# [Directive]
Below you will find a set of lines. Repeat them all exactly.

╭─ Task material

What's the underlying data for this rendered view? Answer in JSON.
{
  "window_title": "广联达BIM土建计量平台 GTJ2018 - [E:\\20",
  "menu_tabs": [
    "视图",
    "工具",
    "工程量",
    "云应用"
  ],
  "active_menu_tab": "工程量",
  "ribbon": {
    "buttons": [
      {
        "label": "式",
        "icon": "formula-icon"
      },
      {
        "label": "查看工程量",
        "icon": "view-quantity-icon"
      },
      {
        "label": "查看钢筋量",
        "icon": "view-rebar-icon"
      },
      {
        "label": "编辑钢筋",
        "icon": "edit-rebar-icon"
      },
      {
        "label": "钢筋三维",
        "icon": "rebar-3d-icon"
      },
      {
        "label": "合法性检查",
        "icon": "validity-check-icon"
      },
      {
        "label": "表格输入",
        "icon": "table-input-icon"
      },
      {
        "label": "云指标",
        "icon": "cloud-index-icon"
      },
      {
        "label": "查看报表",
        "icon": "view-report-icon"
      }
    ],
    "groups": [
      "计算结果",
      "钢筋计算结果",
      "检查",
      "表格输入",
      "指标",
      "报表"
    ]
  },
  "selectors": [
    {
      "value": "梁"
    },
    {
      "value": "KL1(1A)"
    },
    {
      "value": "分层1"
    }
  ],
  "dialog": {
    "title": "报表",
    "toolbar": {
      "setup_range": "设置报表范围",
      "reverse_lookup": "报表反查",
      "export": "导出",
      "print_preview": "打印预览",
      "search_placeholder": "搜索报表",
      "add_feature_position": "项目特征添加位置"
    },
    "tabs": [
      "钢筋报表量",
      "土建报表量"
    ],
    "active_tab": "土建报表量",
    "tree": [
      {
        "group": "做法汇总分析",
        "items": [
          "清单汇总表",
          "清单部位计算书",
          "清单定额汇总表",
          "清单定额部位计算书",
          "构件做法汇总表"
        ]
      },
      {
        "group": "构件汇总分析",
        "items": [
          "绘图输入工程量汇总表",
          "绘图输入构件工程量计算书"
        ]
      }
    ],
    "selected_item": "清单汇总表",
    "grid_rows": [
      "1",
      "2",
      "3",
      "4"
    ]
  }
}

╰─

# [Finished answer]
What's the underlying data for this rendered view? Answer in JSON.
{
  "window_title": "广联达BIM土建计量平台 GTJ2018 - [E:\\20",
  "menu_tabs": [
    "视图",
    "工具",
    "工程量",
    "云应用"
  ],
  "active_menu_tab": "工程量",
  "ribbon": {
    "buttons": [
      {
        "label": "式",
        "icon": "formula-icon"
      },
      {
        "label": "查看工程量",
        "icon": "view-quantity-icon"
      },
      {
        "label": "查看钢筋量",
        "icon": "view-rebar-icon"
      },
      {
        "label": "编辑钢筋",
        "icon": "edit-rebar-icon"
      },
      {
        "label": "钢筋三维",
        "icon": "rebar-3d-icon"
      },
      {
        "label": "合法性检查",
        "icon": "validity-check-icon"
      },
      {
        "label": "表格输入",
        "icon": "table-input-icon"
      },
      {
        "label": "云指标",
        "icon": "cloud-index-icon"
      },
      {
        "label": "查看报表",
        "icon": "view-report-icon"
      }
    ],
    "groups": [
      "计算结果",
      "钢筋计算结果",
      "检查",
      "表格输入",
      "指标",
      "报表"
    ]
  },
  "selectors": [
    {
      "value": "梁"
    },
    {
      "value": "KL1(1A)"
    },
    {
      "value": "分层1"
    }
  ],
  "dialog": {
    "title": "报表",
    "toolbar": {
      "setup_range": "设置报表范围",
      "reverse_lookup": "报表反查",
      "export": "导出",
      "print_preview": "打印预览",
      "search_placeholder": "搜索报表",
      "add_feature_position": "项目特征添加位置"
    },
    "tabs": [
      "钢筋报表量",
      "土建报表量"
    ],
    "active_tab": "土建报表量",
    "tree": [
      {
        "group": "做法汇总分析",
        "items": [
          "清单汇总表",
          "清单部位计算书",
          "清单定额汇总表",
          "清单定额部位计算书",
          "构件做法汇总表"
        ]
      },
      {
        "group": "构件汇总分析",
        "items": [
          "绘图输入工程量汇总表",
          "绘图输入构件工程量计算书"
        ]
      }
    ],
    "selected_item": "清单汇总表",
    "grid_rows": [
      "1",
      "2",
      "3",
      "4"
    ]
  }
}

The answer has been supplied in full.